--- Start Provided data ---

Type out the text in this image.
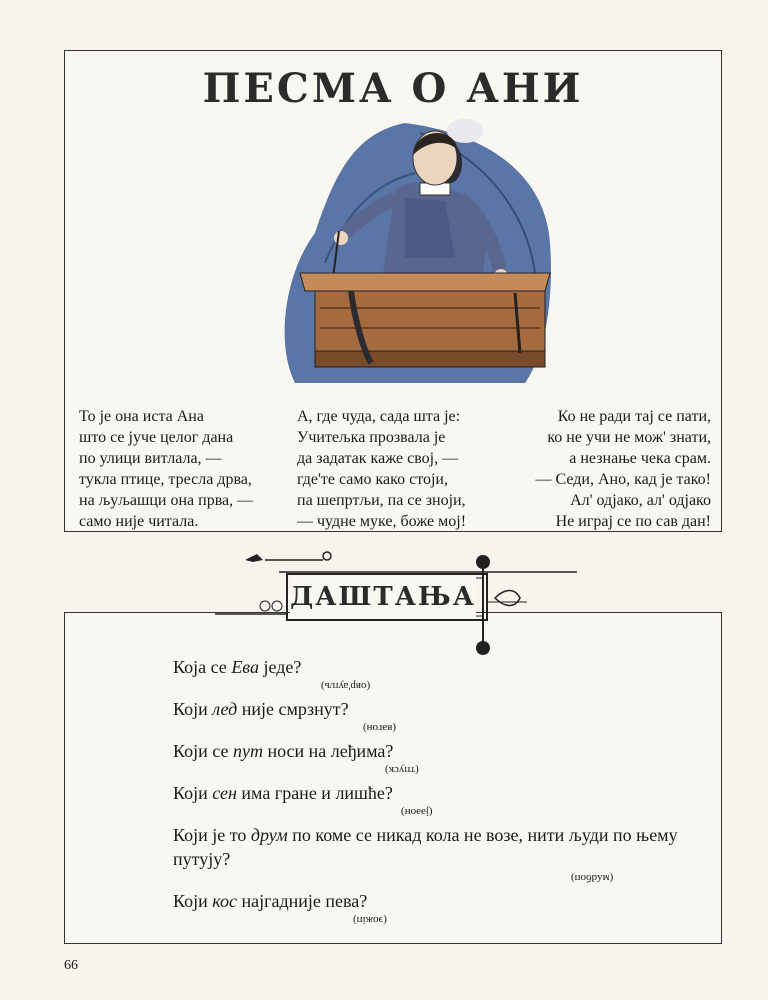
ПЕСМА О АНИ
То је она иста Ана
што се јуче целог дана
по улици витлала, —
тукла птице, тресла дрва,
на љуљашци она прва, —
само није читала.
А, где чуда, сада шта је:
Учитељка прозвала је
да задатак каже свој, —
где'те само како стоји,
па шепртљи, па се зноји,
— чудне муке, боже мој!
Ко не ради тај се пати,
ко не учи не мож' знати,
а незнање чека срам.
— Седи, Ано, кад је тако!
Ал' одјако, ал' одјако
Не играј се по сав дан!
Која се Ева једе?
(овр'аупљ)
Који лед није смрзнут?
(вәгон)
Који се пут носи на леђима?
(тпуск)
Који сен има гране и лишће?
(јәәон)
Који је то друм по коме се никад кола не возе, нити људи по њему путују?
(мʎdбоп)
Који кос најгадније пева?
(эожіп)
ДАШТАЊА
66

--- End Provided data ---

Goal.
Reproduce every line of the material precisely, omitting its pictures.

Reply.
Type out the text in this image.
ПЕСМА О АНИ
То је она иста Ана
што се јуче целог дана
по улици витлала, —
тукла птице, тресла дрва,
на љуљашци она прва, —
само није читала.
А, где чуда, сада шта је:
Учитељка прозвала је
да задатак каже свој, —
где'те само како стоји,
па шепртљи, па се зноји,
— чудне муке, боже мој!
Ко не ради тај се пати,
ко не учи не мож' знати,
а незнање чека срам.
— Седи, Ано, кад је тако!
Ал' одјако, ал' одјако
Не играј се по сав дан!
Која се Ева једе?
(овр'аупљ)
Који лед није смрзнут?
(вәгон)
Који се пут носи на леђима?
(тпуск)
Који сен има гране и лишће?
(јәәон)
Који је то друм по коме се никад кола не возе, нити људи по њему путују?
(мʎdбоп)
Који кос најгадније пева?
(эожіп)
ДАШТАЊА
66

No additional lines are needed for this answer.